Objective>
Using the records that follow, copy every line containing the word "tuşuna".

Given information>
+ + + + + + +

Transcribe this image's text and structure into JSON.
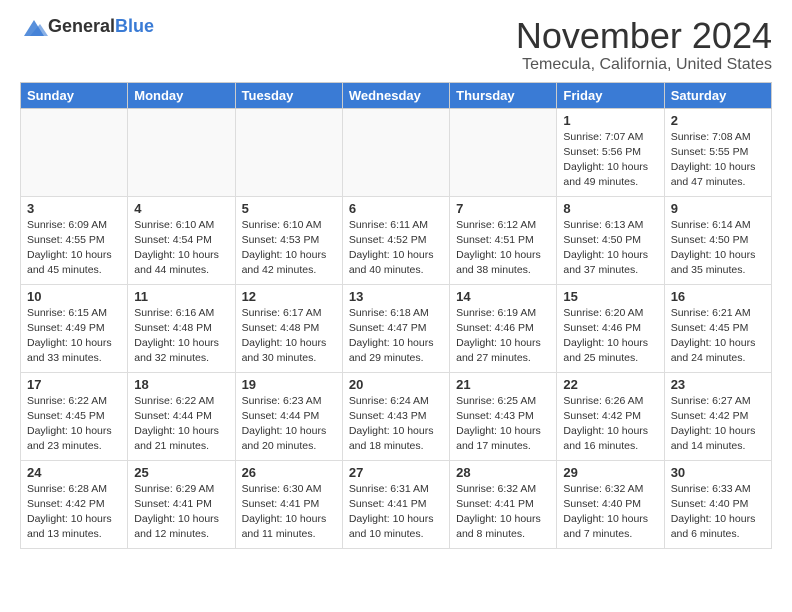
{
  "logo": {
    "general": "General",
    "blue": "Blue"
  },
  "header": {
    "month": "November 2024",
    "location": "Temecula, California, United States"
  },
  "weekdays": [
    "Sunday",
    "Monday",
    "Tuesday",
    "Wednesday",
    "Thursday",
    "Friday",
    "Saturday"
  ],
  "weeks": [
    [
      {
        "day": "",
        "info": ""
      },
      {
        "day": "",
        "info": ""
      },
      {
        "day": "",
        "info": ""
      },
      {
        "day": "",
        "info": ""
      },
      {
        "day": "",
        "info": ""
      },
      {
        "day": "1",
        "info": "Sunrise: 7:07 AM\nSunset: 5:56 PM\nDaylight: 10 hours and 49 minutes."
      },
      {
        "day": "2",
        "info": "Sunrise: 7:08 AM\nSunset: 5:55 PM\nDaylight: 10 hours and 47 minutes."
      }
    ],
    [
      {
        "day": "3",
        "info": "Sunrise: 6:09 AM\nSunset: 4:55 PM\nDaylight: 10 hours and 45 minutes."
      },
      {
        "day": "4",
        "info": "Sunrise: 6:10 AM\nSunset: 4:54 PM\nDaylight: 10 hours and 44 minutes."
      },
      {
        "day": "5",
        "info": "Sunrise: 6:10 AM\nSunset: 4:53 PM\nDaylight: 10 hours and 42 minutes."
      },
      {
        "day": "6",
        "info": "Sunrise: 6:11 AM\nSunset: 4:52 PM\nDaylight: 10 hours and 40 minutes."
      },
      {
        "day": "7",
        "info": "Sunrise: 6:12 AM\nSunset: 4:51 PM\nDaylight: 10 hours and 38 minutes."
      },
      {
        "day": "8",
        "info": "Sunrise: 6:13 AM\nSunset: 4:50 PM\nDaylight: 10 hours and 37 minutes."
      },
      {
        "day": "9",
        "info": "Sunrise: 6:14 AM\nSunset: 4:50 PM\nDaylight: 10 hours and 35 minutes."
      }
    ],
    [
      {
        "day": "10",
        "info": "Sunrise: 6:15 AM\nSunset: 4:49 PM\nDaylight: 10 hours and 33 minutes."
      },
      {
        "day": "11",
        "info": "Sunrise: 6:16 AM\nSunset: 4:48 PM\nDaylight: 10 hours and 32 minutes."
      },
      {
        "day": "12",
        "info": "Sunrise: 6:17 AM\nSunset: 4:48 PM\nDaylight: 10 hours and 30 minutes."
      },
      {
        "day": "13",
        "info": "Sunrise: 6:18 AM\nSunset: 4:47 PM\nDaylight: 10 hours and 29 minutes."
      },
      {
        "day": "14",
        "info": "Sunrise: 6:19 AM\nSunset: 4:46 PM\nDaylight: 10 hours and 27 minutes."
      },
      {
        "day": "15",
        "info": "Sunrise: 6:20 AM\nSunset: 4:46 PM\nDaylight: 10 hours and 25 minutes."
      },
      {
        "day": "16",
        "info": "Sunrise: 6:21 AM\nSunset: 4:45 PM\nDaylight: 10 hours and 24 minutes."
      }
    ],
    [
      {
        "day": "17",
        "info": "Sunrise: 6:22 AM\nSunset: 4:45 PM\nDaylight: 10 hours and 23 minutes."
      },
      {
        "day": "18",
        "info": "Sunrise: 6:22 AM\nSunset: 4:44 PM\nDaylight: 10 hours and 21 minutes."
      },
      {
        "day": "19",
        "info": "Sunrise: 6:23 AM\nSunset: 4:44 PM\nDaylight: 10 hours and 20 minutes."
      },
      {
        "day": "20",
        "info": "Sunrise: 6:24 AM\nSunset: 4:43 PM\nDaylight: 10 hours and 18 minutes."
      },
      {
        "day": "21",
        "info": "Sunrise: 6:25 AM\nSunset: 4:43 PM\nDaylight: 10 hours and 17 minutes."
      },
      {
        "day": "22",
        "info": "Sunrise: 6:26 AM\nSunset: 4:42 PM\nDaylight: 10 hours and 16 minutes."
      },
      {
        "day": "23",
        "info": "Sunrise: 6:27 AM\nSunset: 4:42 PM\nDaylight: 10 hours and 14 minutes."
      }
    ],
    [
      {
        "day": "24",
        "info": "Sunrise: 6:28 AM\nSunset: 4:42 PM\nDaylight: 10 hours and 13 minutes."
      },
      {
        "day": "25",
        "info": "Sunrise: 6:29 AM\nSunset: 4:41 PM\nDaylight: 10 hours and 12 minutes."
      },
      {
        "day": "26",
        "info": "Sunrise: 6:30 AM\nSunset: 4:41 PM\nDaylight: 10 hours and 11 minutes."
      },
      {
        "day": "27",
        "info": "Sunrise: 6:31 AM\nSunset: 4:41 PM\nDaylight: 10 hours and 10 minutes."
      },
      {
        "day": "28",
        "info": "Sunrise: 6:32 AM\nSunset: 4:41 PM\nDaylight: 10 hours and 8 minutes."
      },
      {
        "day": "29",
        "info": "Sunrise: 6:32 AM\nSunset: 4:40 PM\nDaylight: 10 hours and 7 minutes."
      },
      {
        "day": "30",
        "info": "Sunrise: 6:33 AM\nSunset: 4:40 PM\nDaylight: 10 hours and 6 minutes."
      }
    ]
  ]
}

+ + + + + + +

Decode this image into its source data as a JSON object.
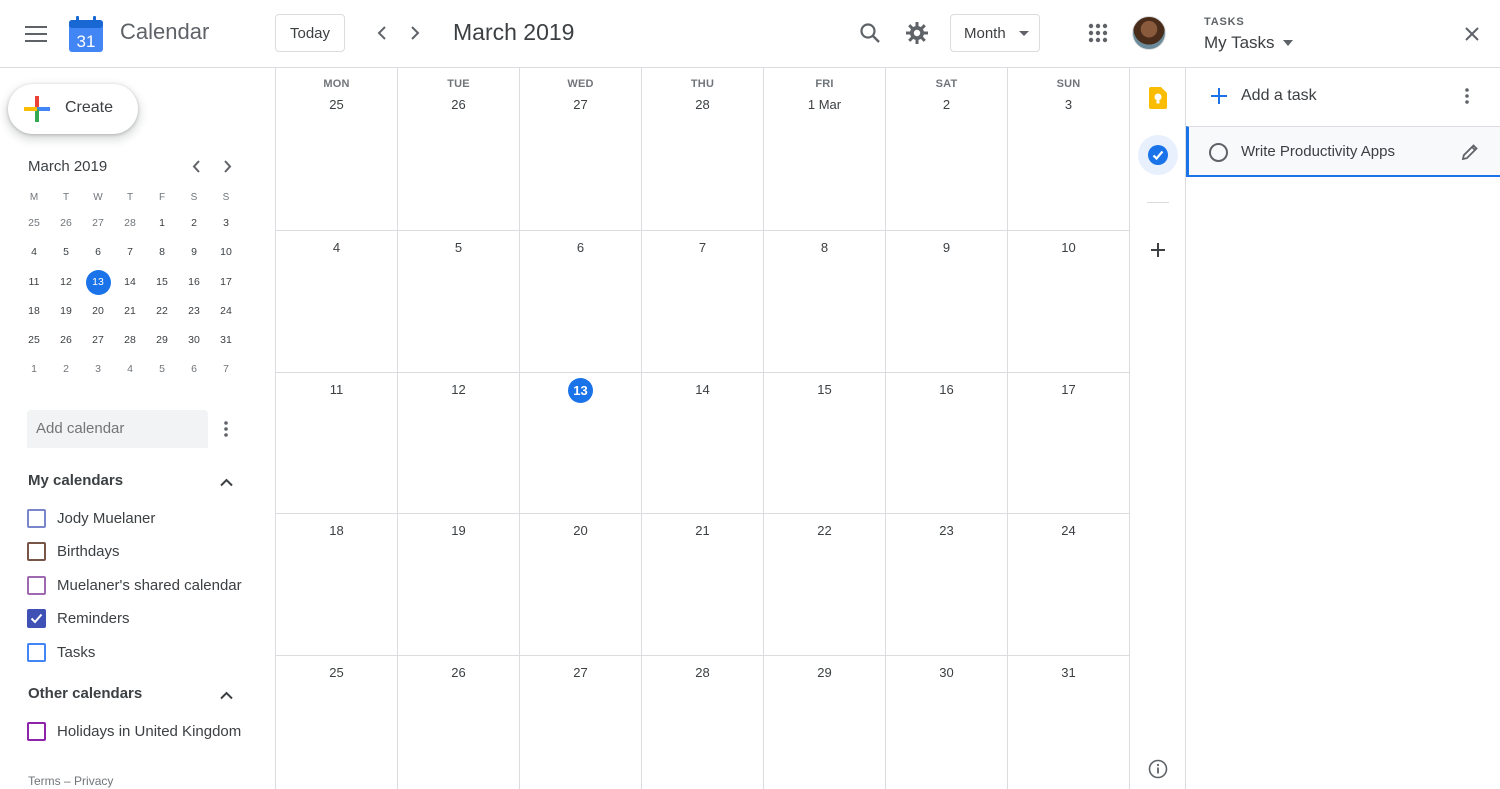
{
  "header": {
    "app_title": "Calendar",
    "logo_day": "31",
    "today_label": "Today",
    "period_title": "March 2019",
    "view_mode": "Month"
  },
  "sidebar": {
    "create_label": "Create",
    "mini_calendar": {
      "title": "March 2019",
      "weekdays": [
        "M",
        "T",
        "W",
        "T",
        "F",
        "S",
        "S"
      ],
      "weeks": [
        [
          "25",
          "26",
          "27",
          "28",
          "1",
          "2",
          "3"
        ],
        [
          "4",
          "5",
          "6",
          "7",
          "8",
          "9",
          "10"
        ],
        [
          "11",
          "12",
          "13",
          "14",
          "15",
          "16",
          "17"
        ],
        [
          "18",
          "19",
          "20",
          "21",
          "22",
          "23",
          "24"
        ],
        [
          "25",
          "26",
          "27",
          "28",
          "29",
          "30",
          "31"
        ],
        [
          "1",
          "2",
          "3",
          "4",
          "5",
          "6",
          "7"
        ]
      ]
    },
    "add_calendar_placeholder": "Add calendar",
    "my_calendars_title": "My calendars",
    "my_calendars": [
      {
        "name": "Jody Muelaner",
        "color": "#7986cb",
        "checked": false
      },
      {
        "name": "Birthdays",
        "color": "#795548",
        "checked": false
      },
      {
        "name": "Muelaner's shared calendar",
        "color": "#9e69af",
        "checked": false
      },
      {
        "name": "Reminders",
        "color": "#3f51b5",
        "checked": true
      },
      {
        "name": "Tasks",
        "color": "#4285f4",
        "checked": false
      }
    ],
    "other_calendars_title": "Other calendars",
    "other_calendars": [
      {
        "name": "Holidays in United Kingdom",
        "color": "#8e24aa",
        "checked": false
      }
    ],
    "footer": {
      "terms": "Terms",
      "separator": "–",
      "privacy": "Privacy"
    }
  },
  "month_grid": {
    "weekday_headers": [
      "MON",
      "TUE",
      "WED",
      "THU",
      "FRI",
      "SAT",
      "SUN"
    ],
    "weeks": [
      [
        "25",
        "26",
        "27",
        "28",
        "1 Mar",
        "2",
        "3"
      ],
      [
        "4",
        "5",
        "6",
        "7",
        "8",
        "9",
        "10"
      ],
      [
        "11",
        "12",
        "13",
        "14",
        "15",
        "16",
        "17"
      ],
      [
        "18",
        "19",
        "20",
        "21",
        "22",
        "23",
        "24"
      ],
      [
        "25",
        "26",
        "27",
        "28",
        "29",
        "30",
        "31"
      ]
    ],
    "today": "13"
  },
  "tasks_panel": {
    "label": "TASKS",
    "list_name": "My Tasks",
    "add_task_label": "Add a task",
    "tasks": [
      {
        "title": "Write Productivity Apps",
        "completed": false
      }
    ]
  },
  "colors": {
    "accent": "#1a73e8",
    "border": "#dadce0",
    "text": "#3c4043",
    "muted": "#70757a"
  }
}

+ + + + + + +

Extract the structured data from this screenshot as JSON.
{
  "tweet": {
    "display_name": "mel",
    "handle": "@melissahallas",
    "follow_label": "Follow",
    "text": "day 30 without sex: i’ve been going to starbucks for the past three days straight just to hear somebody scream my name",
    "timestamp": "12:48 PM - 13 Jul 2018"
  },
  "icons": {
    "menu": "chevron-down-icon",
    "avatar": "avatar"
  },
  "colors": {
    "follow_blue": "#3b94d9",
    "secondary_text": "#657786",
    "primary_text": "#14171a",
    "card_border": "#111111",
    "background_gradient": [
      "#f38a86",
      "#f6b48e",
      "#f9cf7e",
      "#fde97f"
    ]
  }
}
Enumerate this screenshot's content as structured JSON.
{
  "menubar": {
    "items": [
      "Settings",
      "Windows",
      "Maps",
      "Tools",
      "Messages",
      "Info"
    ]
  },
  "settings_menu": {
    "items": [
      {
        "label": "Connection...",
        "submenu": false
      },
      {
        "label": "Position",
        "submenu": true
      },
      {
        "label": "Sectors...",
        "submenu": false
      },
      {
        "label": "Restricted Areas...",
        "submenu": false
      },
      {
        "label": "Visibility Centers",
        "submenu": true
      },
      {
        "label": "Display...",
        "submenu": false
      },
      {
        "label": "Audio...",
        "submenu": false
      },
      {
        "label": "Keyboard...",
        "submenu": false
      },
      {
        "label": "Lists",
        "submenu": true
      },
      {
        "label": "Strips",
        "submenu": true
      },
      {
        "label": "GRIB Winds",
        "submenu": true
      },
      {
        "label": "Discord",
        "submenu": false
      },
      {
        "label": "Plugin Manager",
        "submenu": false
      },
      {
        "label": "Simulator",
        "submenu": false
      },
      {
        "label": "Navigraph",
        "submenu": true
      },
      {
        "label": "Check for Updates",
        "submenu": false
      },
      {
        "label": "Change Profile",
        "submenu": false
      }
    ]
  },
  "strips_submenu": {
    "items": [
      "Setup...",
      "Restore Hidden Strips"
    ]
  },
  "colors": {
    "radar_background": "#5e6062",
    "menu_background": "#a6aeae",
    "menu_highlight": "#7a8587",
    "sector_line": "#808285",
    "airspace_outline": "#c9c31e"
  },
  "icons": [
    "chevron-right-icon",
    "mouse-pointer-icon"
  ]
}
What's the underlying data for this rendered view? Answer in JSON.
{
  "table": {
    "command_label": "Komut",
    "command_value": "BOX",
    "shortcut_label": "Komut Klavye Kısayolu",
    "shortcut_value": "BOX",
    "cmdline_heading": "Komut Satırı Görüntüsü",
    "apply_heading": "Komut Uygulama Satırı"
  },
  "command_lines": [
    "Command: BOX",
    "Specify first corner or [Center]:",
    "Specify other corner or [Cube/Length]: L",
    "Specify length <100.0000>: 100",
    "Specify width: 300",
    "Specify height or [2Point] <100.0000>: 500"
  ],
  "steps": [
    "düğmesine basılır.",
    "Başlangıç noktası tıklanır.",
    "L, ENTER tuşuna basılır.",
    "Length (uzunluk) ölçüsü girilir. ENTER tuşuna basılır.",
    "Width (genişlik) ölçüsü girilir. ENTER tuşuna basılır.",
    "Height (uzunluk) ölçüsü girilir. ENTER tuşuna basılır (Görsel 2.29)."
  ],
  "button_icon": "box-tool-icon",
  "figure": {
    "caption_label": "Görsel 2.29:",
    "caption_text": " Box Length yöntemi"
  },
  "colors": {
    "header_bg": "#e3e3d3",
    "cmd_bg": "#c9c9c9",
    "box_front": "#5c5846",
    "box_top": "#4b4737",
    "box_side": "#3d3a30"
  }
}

+ + + + + + +

Output>
    "L, ENTER tuşuna basılır.",
    "Length (uzunluk) ölçüsü girilir. ENTER tuşuna basılır.",
    "Width (genişlik) ölçüsü girilir. ENTER tuşuna basılır.",
    "Height (uzunluk) ölçüsü girilir. ENTER tuşuna basılır (Görsel 2.29)."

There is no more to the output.